┏━━

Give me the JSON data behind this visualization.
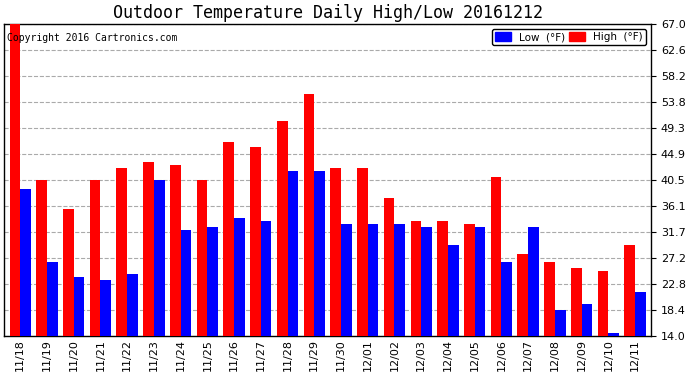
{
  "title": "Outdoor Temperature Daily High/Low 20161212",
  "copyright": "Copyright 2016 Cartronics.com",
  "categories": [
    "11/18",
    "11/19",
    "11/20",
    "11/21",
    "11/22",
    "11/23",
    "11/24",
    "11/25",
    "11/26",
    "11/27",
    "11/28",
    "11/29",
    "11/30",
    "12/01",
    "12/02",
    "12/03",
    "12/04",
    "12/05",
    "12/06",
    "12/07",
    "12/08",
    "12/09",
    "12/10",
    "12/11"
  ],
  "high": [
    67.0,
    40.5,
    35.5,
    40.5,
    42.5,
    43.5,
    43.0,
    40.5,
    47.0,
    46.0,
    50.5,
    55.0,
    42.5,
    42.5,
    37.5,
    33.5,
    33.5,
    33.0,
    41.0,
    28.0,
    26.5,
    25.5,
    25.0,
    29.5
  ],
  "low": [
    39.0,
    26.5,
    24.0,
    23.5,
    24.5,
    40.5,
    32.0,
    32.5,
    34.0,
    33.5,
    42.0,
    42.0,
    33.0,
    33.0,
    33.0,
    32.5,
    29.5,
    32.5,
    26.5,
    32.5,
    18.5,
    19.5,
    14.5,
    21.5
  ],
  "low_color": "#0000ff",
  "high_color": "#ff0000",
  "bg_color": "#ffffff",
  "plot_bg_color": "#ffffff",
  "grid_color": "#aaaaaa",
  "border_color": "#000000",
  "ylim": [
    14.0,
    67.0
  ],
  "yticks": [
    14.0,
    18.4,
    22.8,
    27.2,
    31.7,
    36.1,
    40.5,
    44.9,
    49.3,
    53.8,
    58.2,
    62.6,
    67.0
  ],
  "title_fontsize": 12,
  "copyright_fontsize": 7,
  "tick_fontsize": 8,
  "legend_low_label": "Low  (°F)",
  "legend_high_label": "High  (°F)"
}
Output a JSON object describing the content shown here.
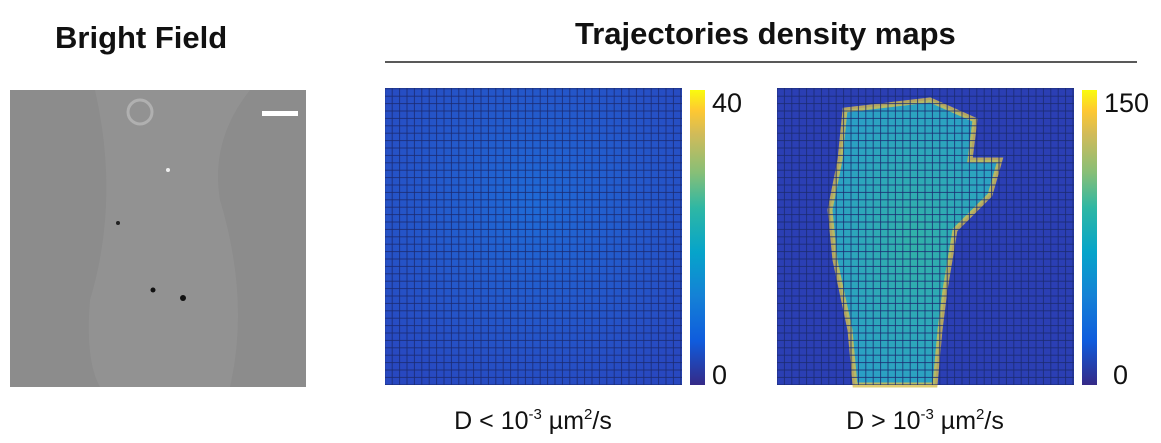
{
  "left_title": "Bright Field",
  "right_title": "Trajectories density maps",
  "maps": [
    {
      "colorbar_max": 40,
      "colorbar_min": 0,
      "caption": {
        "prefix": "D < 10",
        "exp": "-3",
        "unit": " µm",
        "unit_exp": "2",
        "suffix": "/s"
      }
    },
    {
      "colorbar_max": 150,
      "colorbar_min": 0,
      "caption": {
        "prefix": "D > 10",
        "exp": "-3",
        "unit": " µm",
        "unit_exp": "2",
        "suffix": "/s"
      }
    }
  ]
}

┗━━

§ Task description
Reproduce all the entries that precede this task, word for word, minus any pictures.

§ Output for this exercise
Give me the JSON data behind this visualization.
{
  "title": "Outdoor Temperature Daily High/Low 20161212",
  "copyright": "Copyright 2016 Cartronics.com",
  "categories": [
    "11/18",
    "11/19",
    "11/20",
    "11/21",
    "11/22",
    "11/23",
    "11/24",
    "11/25",
    "11/26",
    "11/27",
    "11/28",
    "11/29",
    "11/30",
    "12/01",
    "12/02",
    "12/03",
    "12/04",
    "12/05",
    "12/06",
    "12/07",
    "12/08",
    "12/09",
    "12/10",
    "12/11"
  ],
  "high": [
    67.0,
    40.5,
    35.5,
    40.5,
    42.5,
    43.5,
    43.0,
    40.5,
    47.0,
    46.0,
    50.5,
    55.0,
    42.5,
    42.5,
    37.5,
    33.5,
    33.5,
    33.0,
    41.0,
    28.0,
    26.5,
    25.5,
    25.0,
    29.5
  ],
  "low": [
    39.0,
    26.5,
    24.0,
    23.5,
    24.5,
    40.5,
    32.0,
    32.5,
    34.0,
    33.5,
    42.0,
    42.0,
    33.0,
    33.0,
    33.0,
    32.5,
    29.5,
    32.5,
    26.5,
    32.5,
    18.5,
    19.5,
    14.5,
    21.5
  ],
  "low_color": "#0000ff",
  "high_color": "#ff0000",
  "bg_color": "#ffffff",
  "plot_bg_color": "#ffffff",
  "grid_color": "#aaaaaa",
  "border_color": "#000000",
  "ylim": [
    14.0,
    67.0
  ],
  "yticks": [
    14.0,
    18.4,
    22.8,
    27.2,
    31.7,
    36.1,
    40.5,
    44.9,
    49.3,
    53.8,
    58.2,
    62.6,
    67.0
  ],
  "title_fontsize": 12,
  "copyright_fontsize": 7,
  "tick_fontsize": 8,
  "legend_low_label": "Low  (°F)",
  "legend_high_label": "High  (°F)"
}
Output a JSON object describing the content shown here.
{
  "left_title": "Bright Field",
  "right_title": "Trajectories density maps",
  "maps": [
    {
      "colorbar_max": 40,
      "colorbar_min": 0,
      "caption": {
        "prefix": "D < 10",
        "exp": "-3",
        "unit": " µm",
        "unit_exp": "2",
        "suffix": "/s"
      }
    },
    {
      "colorbar_max": 150,
      "colorbar_min": 0,
      "caption": {
        "prefix": "D > 10",
        "exp": "-3",
        "unit": " µm",
        "unit_exp": "2",
        "suffix": "/s"
      }
    }
  ]
}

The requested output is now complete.